• REQUIREMENTS
**A)** Summarize the DOJ settlements passage in two sentences.
**B)** According to the DOJ settlements passage, what did DOJ tell the Judiciary Committee about outside groups?
**C)** Quote the DOJ settlements passage, starting at "The Chairmen are" and ending at "to activist groups.".

• PAGE EXTRACT
···
The Chairmen are concerned that a substantial amount of the settlement proceeds are not going directly to consumers who have been genuinely harmed.  Instead, it appears that DOJ is systematically subverting Congress’s budget authority by using the settlements to funnel money to activist groups.

The Chairmen write that, so far, DOJ’s response to Congressional inquiries has been inadequate and raised more questions:

“Remarkably, what little material DOJ did provide appears to confirm our suspicion that activist groups that stood to gain from mandatory donation requirements were involved in or advocated for the decision to include those provisions in the settlements.  This does not square well with DOJ’s testimony to the Judiciary Committee that ‘[t]here was no outside third party group . . . that participated in any way in these negotiations.’”
···
• ENTRIES PROVIDED

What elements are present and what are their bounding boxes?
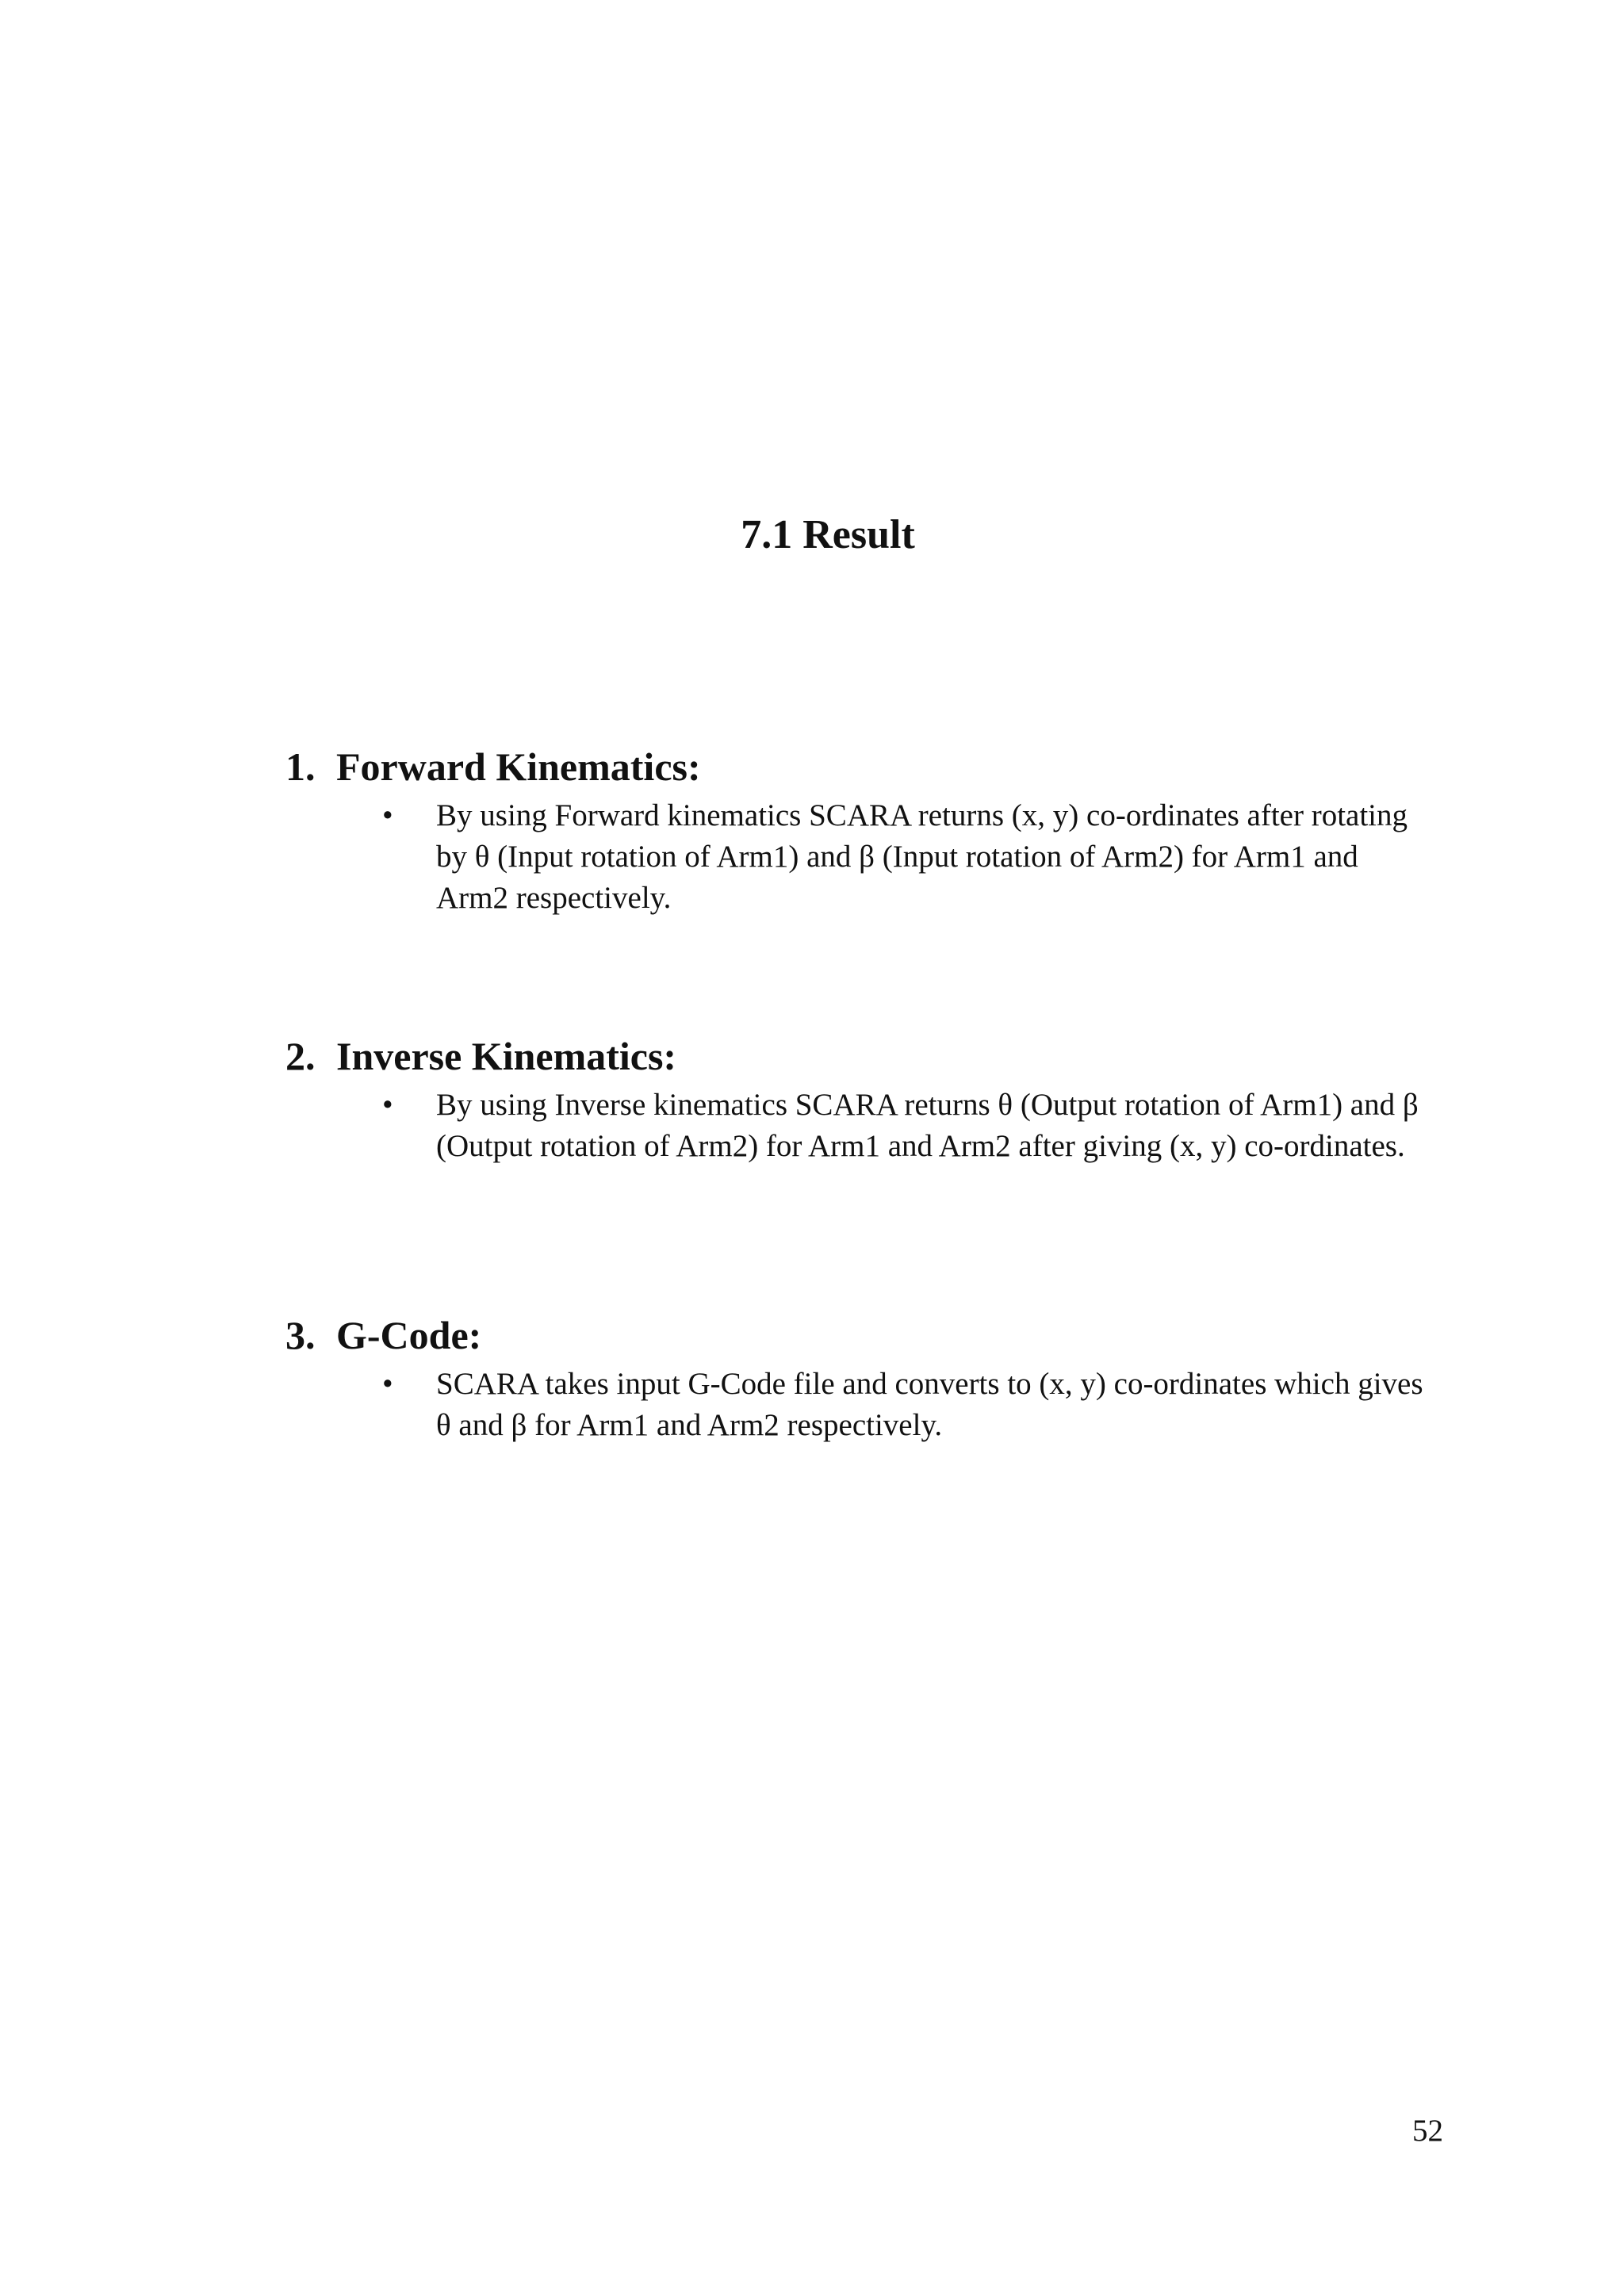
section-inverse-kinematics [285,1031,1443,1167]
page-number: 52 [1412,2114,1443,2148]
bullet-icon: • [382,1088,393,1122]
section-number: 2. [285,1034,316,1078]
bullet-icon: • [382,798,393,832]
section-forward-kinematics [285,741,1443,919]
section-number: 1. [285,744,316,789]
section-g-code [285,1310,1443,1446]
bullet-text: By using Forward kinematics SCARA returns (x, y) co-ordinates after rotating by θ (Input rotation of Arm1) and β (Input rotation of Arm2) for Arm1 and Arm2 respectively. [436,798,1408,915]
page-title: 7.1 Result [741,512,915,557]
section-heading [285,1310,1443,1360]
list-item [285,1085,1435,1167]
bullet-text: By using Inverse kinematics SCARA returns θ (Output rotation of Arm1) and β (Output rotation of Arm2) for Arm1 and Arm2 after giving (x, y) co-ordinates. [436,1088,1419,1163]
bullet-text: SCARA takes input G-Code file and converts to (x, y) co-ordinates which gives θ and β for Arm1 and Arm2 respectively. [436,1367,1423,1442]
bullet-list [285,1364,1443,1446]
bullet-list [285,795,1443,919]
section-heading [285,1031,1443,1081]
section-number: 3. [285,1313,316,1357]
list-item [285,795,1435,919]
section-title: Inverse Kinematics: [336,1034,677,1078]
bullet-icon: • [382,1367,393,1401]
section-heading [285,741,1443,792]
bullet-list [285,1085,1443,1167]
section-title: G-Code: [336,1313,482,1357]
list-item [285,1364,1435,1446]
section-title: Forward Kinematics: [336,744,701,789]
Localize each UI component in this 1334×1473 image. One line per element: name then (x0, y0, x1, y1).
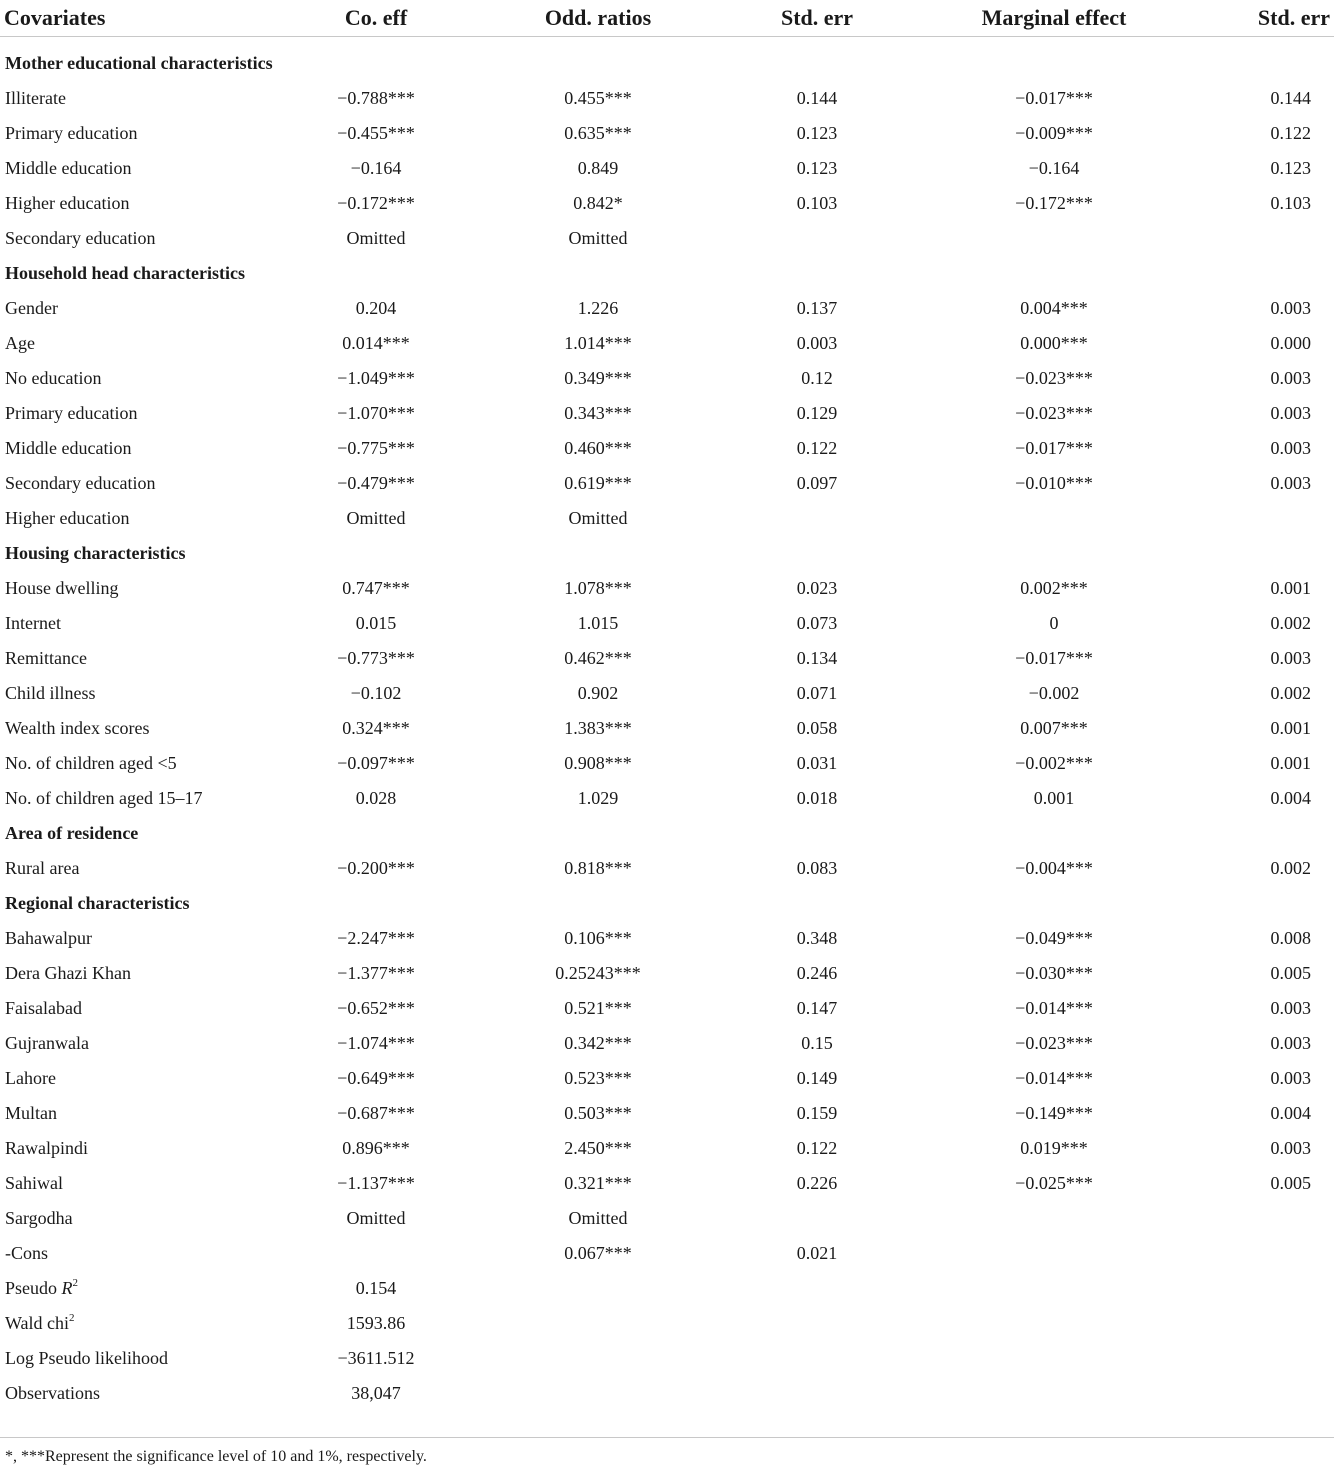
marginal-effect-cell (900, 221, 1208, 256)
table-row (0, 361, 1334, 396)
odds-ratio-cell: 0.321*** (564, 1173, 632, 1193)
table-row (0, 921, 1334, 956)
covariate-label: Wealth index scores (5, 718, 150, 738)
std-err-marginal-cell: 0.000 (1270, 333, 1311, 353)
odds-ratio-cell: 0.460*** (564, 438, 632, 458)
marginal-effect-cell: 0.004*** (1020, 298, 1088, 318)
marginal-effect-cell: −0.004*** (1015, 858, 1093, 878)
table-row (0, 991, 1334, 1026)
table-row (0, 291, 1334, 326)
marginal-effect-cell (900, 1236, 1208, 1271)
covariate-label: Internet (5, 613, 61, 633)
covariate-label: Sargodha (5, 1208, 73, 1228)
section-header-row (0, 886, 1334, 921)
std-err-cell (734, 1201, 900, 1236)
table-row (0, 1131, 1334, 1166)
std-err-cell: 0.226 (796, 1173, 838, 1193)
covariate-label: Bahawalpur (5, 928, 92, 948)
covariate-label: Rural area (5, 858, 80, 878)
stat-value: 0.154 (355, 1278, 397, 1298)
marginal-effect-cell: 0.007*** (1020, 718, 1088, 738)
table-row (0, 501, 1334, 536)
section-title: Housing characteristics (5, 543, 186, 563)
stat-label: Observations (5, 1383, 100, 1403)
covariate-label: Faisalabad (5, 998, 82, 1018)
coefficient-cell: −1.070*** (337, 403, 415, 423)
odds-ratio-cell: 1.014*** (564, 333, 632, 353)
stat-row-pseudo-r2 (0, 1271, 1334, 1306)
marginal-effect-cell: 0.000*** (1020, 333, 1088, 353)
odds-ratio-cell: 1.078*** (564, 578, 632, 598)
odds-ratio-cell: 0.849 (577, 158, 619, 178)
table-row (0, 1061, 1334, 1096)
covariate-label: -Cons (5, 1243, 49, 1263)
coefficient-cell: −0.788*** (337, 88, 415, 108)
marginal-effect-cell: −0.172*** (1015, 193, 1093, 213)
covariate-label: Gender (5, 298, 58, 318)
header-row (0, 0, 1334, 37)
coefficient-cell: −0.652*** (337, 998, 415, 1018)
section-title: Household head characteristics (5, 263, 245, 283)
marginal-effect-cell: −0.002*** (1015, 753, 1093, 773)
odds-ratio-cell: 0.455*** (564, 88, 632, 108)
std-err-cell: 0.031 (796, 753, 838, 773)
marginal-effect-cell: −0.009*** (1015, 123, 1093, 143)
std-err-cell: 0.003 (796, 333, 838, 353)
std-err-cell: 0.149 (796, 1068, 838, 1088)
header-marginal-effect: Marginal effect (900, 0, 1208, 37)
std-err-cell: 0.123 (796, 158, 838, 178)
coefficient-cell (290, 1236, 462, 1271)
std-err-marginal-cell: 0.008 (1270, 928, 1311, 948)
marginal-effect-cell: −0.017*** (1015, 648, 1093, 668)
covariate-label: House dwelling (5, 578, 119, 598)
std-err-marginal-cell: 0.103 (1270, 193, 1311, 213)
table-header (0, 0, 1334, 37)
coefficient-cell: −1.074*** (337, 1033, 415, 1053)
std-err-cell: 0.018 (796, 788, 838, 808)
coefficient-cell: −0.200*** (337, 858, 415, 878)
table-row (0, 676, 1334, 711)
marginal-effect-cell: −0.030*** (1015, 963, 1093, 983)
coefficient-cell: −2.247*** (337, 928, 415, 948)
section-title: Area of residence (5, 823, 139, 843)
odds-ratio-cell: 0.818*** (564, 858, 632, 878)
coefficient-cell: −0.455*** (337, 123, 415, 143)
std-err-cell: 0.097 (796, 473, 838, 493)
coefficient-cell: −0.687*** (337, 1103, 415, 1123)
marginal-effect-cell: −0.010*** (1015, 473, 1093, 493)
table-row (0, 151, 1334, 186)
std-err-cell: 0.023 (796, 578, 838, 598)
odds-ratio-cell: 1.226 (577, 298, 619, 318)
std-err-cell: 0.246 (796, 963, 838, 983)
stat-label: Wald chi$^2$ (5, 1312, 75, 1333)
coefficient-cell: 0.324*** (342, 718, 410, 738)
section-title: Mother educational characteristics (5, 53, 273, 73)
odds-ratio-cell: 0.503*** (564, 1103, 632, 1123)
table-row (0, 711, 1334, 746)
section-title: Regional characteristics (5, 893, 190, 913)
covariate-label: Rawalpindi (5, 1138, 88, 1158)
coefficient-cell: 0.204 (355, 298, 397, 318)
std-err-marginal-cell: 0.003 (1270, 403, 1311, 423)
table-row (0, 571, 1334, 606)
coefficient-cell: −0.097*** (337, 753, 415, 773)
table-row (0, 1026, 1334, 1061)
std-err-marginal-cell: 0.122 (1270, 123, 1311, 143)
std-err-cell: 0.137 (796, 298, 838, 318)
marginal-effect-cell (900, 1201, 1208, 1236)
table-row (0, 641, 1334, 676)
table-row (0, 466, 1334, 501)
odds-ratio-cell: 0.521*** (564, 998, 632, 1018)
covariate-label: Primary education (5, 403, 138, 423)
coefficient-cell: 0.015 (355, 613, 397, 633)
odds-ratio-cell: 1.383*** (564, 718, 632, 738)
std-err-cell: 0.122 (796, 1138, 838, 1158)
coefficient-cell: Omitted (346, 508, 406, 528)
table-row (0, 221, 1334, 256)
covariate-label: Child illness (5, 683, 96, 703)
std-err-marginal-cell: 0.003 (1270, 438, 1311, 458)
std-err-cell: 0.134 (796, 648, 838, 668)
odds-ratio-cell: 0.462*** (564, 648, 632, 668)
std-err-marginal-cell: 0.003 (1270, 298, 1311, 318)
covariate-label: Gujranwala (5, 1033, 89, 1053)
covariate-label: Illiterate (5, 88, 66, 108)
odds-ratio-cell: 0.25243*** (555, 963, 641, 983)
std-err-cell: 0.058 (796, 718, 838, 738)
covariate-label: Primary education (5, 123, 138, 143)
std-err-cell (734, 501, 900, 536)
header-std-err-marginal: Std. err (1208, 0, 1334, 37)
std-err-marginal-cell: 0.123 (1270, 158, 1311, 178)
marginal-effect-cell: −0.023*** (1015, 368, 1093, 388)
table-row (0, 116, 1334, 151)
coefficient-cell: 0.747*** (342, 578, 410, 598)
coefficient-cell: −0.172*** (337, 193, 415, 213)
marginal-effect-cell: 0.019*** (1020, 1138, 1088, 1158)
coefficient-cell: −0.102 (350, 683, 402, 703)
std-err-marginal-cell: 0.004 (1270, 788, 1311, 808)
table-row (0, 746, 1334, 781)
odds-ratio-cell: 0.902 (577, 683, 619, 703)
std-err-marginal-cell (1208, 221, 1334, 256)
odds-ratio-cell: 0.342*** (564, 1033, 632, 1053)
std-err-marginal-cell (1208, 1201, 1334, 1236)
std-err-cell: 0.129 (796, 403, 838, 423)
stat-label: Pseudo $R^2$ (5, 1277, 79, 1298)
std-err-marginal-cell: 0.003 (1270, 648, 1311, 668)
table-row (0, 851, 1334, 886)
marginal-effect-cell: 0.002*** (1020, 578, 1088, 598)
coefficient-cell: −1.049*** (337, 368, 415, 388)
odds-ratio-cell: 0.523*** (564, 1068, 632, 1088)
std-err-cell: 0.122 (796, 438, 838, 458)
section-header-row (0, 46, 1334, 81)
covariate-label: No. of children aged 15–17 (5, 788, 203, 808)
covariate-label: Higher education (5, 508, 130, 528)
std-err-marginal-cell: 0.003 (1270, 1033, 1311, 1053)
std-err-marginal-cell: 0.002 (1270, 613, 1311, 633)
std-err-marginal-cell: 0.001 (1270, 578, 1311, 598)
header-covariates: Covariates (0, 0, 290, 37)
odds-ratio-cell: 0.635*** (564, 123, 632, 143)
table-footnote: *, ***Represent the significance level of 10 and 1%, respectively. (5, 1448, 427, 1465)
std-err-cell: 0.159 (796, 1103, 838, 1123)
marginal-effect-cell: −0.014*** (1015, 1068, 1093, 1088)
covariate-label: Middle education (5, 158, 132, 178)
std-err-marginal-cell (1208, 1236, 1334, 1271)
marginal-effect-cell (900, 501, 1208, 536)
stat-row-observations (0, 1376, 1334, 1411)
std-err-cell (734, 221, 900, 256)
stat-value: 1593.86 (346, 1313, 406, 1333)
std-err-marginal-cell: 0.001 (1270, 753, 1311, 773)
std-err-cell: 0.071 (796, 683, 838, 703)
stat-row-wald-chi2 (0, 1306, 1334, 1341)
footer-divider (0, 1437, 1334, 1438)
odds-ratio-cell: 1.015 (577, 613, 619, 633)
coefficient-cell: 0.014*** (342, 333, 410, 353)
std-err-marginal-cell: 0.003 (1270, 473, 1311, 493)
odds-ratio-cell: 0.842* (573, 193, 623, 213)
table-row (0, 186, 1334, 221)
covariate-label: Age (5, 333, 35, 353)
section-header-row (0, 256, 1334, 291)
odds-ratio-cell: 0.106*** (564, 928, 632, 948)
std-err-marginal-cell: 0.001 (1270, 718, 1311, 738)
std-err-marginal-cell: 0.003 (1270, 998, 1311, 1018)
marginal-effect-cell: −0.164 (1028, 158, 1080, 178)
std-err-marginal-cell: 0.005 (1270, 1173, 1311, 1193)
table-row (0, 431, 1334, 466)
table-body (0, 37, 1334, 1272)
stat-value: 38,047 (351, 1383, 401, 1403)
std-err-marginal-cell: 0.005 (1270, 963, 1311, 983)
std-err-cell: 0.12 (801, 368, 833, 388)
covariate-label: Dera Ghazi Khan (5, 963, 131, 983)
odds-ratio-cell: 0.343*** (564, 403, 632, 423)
···
• PROBLEM SOLUTIONS
**A)** The Chairmen are concerned that much of the settlement money is not going directly to genuinely harmed consumers, and that DOJ appears to be subverting Congress's budget authority by using the settlements to funnel money to activist groups. They say DOJ's response to Congressional inquiries has been inadequate, and that the little material it provided appears to confirm that activist groups were involved in or advocated for the mandatory donation provisions, which conflicts with DOJ's testimony that no outside third party group participated in the negotiations.

**B)** DOJ testified that no outside third party group participated in any way in the negotiations.

**C)**
The Chairmen are concerned that a substantial amount of the settlement proceeds are not going directly to consumers who have been genuinely harmed.  Instead, it appears that DOJ is systematically subverting Congress’s budget authority by using the settlements to funnel money to activist groups.